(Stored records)
──────────────────────────────
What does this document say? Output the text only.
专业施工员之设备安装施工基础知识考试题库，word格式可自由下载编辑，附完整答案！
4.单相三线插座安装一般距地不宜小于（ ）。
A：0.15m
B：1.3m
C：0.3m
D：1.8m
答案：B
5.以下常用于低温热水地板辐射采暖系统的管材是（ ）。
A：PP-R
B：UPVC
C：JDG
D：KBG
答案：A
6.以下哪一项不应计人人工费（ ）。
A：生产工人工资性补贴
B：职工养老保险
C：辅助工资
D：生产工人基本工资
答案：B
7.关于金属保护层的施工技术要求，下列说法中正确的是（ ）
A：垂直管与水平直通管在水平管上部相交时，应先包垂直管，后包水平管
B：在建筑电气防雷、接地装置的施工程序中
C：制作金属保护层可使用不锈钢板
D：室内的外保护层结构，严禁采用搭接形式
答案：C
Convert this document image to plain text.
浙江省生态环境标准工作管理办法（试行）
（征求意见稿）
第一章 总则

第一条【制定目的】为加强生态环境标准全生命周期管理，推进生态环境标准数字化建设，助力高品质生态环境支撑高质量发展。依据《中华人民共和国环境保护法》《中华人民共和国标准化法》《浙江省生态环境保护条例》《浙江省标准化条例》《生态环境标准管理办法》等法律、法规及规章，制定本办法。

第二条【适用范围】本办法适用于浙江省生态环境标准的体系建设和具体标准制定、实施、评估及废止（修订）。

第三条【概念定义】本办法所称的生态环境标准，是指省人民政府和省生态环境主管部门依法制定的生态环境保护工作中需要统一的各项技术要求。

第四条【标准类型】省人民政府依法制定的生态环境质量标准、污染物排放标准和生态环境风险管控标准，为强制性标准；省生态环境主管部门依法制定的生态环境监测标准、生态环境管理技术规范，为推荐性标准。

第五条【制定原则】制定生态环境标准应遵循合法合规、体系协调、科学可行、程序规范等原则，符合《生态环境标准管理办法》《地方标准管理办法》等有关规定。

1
──────────────────────────────
GIVEN REQUEST: Retype the records that precede this task, keeping them exactly the same.

WRITTEN SOLUTION:
What does this document say? Output the text only.
专业施工员之设备安装施工基础知识考试题库，word格式可自由下载编辑，附完整答案！
4.单相三线插座安装一般距地不宜小于（ ）。
A：0.15m
B：1.3m
C：0.3m
D：1.8m
答案：B
5.以下常用于低温热水地板辐射采暖系统的管材是（ ）。
A：PP-R
B：UPVC
C：JDG
D：KBG
答案：A
6.以下哪一项不应计人人工费（ ）。
A：生产工人工资性补贴
B：职工养老保险
C：辅助工资
D：生产工人基本工资
答案：B
7.关于金属保护层的施工技术要求，下列说法中正确的是（ ）
A：垂直管与水平直通管在水平管上部相交时，应先包垂直管，后包水平管
B：在建筑电气防雷、接地装置的施工程序中
C：制作金属保护层可使用不锈钢板
D：室内的外保护层结构，严禁采用搭接形式
答案：C
Convert this document image to plain text.
浙江省生态环境标准工作管理办法（试行）
（征求意见稿）
第一章 总则

第一条【制定目的】为加强生态环境标准全生命周期管理，推进生态环境标准数字化建设，助力高品质生态环境支撑高质量发展。依据《中华人民共和国环境保护法》《中华人民共和国标准化法》《浙江省生态环境保护条例》《浙江省标准化条例》《生态环境标准管理办法》等法律、法规及规章，制定本办法。

第二条【适用范围】本办法适用于浙江省生态环境标准的体系建设和具体标准制定、实施、评估及废止（修订）。

第三条【概念定义】本办法所称的生态环境标准，是指省人民政府和省生态环境主管部门依法制定的生态环境保护工作中需要统一的各项技术要求。

第四条【标准类型】省人民政府依法制定的生态环境质量标准、污染物排放标准和生态环境风险管控标准，为强制性标准；省生态环境主管部门依法制定的生态环境监测标准、生态环境管理技术规范，为推荐性标准。

第五条【制定原则】制定生态环境标准应遵循合法合规、体系协调、科学可行、程序规范等原则，符合《生态环境标准管理办法》《地方标准管理办法》等有关规定。

1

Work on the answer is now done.